▶ [Dataset rows]
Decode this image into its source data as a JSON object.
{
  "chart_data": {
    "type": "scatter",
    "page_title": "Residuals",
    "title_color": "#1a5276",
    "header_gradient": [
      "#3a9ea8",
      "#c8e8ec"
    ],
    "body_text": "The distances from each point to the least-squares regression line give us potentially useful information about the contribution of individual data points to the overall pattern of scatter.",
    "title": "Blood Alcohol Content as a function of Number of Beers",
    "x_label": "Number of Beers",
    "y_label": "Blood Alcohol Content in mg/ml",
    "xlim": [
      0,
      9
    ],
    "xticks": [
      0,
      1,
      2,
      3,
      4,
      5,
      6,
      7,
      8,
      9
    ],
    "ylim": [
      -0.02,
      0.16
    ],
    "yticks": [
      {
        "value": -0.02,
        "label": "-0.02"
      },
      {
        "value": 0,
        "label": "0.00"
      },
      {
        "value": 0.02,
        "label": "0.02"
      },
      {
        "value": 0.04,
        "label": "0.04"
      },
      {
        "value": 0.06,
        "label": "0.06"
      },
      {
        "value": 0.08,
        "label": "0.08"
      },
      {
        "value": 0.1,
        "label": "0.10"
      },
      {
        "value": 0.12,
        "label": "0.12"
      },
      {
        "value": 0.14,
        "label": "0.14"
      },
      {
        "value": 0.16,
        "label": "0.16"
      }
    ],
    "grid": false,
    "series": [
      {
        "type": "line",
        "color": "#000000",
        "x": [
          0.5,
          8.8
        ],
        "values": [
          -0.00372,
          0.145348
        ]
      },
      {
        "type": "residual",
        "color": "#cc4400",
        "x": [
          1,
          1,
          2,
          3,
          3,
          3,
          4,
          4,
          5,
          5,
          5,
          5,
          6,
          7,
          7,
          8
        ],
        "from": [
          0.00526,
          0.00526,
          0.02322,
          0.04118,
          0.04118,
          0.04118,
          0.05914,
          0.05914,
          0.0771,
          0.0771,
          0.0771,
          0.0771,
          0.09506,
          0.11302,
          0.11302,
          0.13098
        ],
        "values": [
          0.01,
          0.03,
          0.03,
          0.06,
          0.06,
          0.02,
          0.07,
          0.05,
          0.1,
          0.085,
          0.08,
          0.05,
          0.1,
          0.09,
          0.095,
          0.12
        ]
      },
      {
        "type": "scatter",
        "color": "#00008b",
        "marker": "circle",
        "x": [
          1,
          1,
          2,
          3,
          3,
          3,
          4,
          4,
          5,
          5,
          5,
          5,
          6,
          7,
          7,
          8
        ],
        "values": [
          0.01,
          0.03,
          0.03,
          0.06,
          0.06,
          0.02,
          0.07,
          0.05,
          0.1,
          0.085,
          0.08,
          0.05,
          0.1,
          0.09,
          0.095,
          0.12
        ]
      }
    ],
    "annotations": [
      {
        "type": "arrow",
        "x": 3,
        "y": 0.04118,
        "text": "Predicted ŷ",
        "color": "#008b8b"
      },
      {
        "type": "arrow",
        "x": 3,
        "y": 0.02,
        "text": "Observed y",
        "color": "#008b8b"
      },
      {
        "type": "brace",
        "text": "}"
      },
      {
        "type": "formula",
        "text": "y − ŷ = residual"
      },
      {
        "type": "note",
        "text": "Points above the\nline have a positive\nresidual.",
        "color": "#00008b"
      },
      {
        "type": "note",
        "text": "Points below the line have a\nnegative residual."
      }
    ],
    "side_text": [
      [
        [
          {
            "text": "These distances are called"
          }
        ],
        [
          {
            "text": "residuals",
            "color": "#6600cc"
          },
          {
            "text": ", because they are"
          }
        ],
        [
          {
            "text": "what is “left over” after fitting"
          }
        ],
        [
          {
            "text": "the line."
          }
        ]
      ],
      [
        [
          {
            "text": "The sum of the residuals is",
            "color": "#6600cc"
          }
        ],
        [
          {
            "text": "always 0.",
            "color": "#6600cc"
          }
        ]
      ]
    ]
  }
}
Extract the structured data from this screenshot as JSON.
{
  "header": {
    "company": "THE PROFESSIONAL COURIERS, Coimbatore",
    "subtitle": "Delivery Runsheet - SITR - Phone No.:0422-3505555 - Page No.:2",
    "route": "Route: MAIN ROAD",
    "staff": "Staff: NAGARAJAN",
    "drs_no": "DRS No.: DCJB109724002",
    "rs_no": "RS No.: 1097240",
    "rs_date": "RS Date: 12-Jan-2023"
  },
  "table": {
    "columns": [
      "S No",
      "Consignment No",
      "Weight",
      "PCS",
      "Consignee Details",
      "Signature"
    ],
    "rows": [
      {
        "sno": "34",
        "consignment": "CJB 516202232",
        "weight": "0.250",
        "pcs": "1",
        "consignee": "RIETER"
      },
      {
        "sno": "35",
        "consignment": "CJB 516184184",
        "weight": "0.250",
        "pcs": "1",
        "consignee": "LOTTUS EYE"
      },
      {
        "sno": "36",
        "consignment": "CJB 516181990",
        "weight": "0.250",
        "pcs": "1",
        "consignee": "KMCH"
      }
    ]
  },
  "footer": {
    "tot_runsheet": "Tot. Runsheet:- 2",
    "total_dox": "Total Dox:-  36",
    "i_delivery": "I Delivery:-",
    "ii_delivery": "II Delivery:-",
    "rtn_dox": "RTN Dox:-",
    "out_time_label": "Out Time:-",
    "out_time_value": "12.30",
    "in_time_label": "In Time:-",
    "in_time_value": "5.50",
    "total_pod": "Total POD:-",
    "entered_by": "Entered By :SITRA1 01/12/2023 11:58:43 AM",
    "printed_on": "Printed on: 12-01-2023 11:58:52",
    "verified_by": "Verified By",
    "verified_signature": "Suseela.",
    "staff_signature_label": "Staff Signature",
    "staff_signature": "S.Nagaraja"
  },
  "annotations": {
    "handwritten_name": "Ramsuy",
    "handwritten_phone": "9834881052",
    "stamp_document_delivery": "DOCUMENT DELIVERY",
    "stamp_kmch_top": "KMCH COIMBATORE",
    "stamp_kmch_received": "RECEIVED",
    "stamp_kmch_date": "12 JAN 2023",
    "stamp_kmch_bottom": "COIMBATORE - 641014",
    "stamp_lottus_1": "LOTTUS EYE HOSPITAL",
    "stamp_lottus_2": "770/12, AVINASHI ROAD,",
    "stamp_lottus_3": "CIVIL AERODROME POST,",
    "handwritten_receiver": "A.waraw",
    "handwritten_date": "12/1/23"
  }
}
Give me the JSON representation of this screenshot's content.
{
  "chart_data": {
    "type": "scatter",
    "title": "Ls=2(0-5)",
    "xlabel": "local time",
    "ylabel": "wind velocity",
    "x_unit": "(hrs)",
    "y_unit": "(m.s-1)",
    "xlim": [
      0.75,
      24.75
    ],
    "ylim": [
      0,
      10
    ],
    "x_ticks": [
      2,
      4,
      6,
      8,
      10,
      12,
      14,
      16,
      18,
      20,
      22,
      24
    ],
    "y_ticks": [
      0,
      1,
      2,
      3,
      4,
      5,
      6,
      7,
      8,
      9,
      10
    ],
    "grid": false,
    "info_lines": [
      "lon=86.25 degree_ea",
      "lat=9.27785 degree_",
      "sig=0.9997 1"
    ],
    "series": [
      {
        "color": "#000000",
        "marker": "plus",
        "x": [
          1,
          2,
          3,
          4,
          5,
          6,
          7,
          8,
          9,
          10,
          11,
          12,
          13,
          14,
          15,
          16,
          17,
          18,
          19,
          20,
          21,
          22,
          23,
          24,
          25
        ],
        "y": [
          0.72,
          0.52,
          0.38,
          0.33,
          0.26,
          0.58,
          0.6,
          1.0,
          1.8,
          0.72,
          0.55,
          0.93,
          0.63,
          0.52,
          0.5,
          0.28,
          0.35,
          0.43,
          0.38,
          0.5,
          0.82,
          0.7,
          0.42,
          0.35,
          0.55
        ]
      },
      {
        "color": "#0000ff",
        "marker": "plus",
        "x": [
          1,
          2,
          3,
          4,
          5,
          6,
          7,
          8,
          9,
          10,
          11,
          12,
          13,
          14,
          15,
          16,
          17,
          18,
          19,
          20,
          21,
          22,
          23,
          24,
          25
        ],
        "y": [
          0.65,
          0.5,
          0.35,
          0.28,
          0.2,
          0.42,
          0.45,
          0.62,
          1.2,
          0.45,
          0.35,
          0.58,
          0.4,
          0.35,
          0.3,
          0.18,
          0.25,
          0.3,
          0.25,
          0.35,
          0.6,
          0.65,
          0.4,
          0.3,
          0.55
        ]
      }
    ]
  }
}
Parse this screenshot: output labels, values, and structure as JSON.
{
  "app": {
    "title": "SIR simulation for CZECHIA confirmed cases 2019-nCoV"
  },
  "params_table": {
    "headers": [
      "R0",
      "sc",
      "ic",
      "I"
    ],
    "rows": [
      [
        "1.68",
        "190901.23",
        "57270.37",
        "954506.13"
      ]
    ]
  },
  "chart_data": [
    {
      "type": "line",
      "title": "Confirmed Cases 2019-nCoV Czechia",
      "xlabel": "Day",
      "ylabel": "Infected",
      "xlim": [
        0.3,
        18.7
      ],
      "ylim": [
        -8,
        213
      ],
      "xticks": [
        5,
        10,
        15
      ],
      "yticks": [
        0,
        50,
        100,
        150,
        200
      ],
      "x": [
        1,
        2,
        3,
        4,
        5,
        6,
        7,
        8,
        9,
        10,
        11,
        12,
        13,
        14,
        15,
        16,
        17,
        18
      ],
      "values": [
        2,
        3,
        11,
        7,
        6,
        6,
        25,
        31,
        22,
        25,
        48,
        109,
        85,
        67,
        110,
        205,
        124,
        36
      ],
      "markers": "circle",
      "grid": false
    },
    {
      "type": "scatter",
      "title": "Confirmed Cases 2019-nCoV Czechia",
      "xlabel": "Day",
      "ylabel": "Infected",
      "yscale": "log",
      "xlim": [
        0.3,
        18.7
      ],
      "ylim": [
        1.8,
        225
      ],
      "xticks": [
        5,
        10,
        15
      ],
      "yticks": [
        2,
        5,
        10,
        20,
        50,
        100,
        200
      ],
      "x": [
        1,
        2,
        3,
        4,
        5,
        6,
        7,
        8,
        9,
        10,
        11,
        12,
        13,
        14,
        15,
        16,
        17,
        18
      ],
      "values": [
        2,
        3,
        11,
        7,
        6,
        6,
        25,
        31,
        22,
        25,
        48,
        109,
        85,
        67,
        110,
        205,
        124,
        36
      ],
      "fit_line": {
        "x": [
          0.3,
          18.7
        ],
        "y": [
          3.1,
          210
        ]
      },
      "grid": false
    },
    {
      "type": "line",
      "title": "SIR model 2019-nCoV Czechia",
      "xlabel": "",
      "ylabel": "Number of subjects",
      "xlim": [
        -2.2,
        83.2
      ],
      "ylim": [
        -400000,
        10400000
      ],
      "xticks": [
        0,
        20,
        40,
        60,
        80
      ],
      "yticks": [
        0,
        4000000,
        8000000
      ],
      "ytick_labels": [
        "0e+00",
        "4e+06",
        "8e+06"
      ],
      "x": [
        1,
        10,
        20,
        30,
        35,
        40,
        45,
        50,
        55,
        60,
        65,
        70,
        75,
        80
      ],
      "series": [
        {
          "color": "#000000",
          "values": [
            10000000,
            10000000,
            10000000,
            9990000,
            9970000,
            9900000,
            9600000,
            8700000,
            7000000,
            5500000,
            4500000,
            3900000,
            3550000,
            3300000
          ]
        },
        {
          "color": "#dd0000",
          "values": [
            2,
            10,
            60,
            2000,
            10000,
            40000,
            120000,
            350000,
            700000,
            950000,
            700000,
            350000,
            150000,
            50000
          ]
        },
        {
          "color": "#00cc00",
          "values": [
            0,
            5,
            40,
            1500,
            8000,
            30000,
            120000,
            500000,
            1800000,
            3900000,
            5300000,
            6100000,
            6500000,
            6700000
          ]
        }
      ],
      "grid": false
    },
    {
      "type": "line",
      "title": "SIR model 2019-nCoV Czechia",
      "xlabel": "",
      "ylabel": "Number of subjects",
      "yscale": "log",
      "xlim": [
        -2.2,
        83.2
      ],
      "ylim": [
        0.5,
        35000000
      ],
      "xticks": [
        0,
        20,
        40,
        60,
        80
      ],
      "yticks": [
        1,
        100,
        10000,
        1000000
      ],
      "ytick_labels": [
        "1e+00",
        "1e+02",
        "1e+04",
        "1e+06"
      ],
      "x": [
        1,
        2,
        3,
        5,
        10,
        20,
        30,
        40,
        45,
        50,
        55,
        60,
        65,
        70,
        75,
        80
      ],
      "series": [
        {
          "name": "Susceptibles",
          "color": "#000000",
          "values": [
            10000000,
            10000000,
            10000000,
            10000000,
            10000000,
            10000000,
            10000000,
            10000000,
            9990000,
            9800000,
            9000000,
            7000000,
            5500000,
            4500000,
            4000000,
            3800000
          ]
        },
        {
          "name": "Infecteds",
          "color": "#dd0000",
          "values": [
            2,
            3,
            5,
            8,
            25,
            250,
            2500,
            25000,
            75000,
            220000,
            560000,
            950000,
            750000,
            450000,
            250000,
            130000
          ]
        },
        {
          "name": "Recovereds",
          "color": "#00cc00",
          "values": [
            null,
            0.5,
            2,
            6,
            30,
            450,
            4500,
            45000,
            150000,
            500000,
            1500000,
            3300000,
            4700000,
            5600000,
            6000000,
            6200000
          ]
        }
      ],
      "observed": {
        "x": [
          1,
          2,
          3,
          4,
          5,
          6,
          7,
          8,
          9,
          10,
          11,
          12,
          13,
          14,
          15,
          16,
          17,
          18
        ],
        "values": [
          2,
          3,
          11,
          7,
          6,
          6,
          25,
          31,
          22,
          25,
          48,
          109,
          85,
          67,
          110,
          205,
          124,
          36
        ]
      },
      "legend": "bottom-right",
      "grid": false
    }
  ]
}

▶ [Goal of the exercise] Check each line of the records for the word "distances", and show the lines that contain it.

▶ [Written answer]
    "body_text": "The distances from each point to the least-squares regression line give us potentially useful information about the contribution of individual data points to the overall pattern of scatter.",
            "text": "These distances are called"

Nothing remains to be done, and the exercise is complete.